**BRANO PROPOSTO**
((

Il d.lgs. 4.12.1992, n. 480 ha eliminato i vincoli al trasferimento del marchio previsti dalla previgente disciplina e riguardanti l'obbligo che la cessione fosse accompagnata dal trasferimento dell'azienda o di un suo ramo e che la cessione fosse avvenuta solo a titolo esclusivo.

Trasferimento e licenza del marchio non identificano tipi contrattuali, ma schemi attributivi che si differenziano solo perché il secondo implica il mantenimento in capo al disponente (licenziante) della titolarità del diritto concesso in godimento temporaneo (esclusivo o non) ad altri (licenziatario). L'art. 15 l. marchi in tema di trasferimento si applica a tutte le vicende contrattuali e non che possono determinare il definitivo passaggio della titolarità del diritto di marchio da un soggetto all'altro. La disciplina delle licenze si applica ai contratti con cui il titolare costituisce un diritto di godimento temporaneo in favore di terzi, qualunque ne sia la causa di scambio[1].

))

**RACCOLTA DI DATI**

((

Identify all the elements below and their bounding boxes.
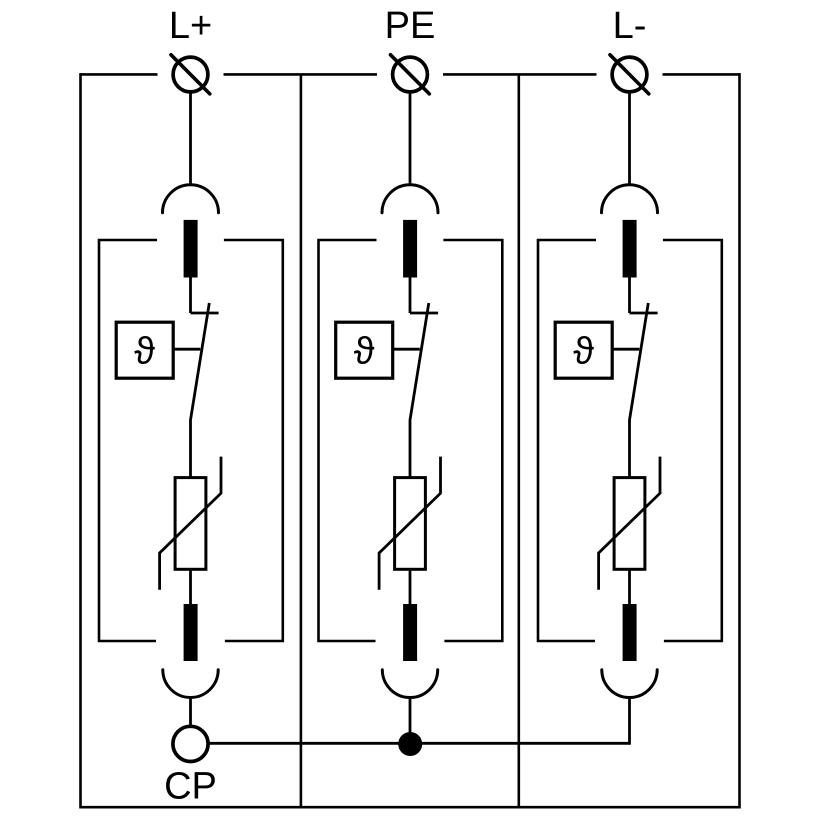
electrode bar (upper) — [403, 220, 417, 278]
varistor stroke — [160, 457, 221, 590]
terminal L- — [610, 55, 649, 94]
module box — [99, 240, 283, 641]
bus wire CP to L- path — [208, 742, 630, 745]
thermal sensor box — [116, 322, 173, 378]
wire terminal to plug contact — [189, 92, 192, 185]
svg-text:ϑ: ϑ — [354, 331, 375, 373]
wire contact to junction — [409, 697, 412, 744]
electrode bar (lower) — [403, 604, 417, 661]
sensor link line — [173, 348, 200, 351]
wire terminal to plug contact — [409, 92, 412, 185]
sensor link line — [612, 348, 639, 351]
varistor body — [395, 478, 426, 570]
plug-in contact (upper) — [163, 185, 219, 213]
wire varistor to bar — [628, 569, 631, 604]
plug-in contact (lower) — [602, 670, 657, 698]
thermal disconnector contact — [191, 312, 219, 315]
wire contact to CP terminal — [189, 697, 192, 727]
electrode bar (lower) — [623, 604, 637, 661]
module box — [319, 240, 503, 641]
wire contact down to bus — [628, 697, 631, 745]
wire terminal to plug contact — [628, 92, 631, 185]
electrode bar (upper) — [184, 220, 198, 278]
wire bar to disconnector — [628, 278, 631, 314]
module box — [538, 240, 722, 641]
svg-text:PE: PE — [385, 5, 436, 47]
terminal PE — [391, 55, 430, 94]
thermal sensor box — [336, 322, 393, 378]
electrode bar (upper) — [623, 220, 637, 278]
terminal CP — [173, 726, 208, 761]
plug-in contact (lower) — [163, 670, 218, 698]
svg-text:L+: L+ — [169, 5, 212, 47]
terminal L+ — [171, 55, 210, 94]
wire bar to disconnector — [189, 278, 192, 314]
wire varistor to bar — [189, 569, 192, 604]
varistor stroke — [379, 457, 440, 590]
svg-text:L-: L- — [613, 5, 647, 47]
wire bar to disconnector — [409, 278, 412, 314]
thermal disconnector contact — [410, 312, 438, 315]
thermal sensor box — [555, 322, 612, 378]
wire varistor to bar — [409, 569, 412, 604]
svg-text:ϑ: ϑ — [134, 331, 155, 373]
divider wall between path 1 and 2 — [300, 74, 303, 807]
junction node — [398, 732, 422, 756]
enclosure outline (device case) — [81, 73, 740, 807]
disconnector blade — [191, 303, 210, 478]
varistor stroke — [599, 457, 660, 590]
disconnector blade — [630, 303, 649, 478]
svg-text:CP: CP — [164, 765, 217, 807]
divider wall between path 2 and 3 — [517, 74, 520, 807]
thermal disconnector contact — [630, 312, 658, 315]
plug-in contact (upper) — [382, 185, 438, 213]
disconnector blade — [410, 303, 429, 478]
varistor body — [614, 478, 645, 570]
varistor body — [175, 478, 206, 570]
svg-text:ϑ: ϑ — [573, 331, 594, 373]
sensor link line — [393, 348, 420, 351]
plug-in contact (upper) — [602, 185, 658, 213]
electrode bar (lower) — [184, 604, 198, 661]
plug-in contact (lower) — [382, 670, 437, 698]
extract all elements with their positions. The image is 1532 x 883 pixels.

))

**CONSEGNE DELL'ESERCIZIO**
- A) Trascrivi fedelmente la parte del brano sul trasferimento del marchio che si apre con le parole "Trasferimento e licenza" e termina con "causa di scambio[1].".
- B) Prosegui il brano sul trasferimento del marchio dal punto in cui si interrompe.
I dati sono materiale a sé stante, distinto dal brano sul trasferimento del marchio.

**RISULTATI FINALI**
- A)
Trasferimento e licenza del marchio non identificano tipi contrattuali, ma schemi attributivi che si differenziano solo perché il secondo implica il mantenimento in capo al disponente (licenziante) della titolarità del diritto concesso in godimento temporaneo (esclusivo o non) ad altri (licenziatario). L'art. 15 l. marchi in tema di trasferimento si applica a tutte le vicende contrattuali e non che possono determinare il definitivo passaggio della titolarità del diritto di marchio da un soggetto all'altro. La disciplina delle licenze si applica ai contratti con cui il titolare costituisce un diritto di godimento temporaneo in favore di terzi, qualunque ne sia la causa di scambio[1].

- B)
Con la riforma della legge marchi il marchio può essere trasferito per la totalità o per una parte dei prodotti o servizi per i quali è stato registrato, con la conseguenza che potranno coesistere marchi identici per prodotti diversi. L'unico limite è costituito dal fatto che dal trasferimento o dalla concessione in licenza del marchio non deve derivare inganno per i consumatori[2].

L'attuale normativa, secondo un recente orientamento dottrinale, consente al titolare del marchio di sfruttare tutte le sue potenzialità, cedendolo anche per settori in cui egli, non avendo svolto alcuna attività imprenditoriale, non ha nulla da trasmettere al cessionario, neppure sul piano delle mere conoscenze[3].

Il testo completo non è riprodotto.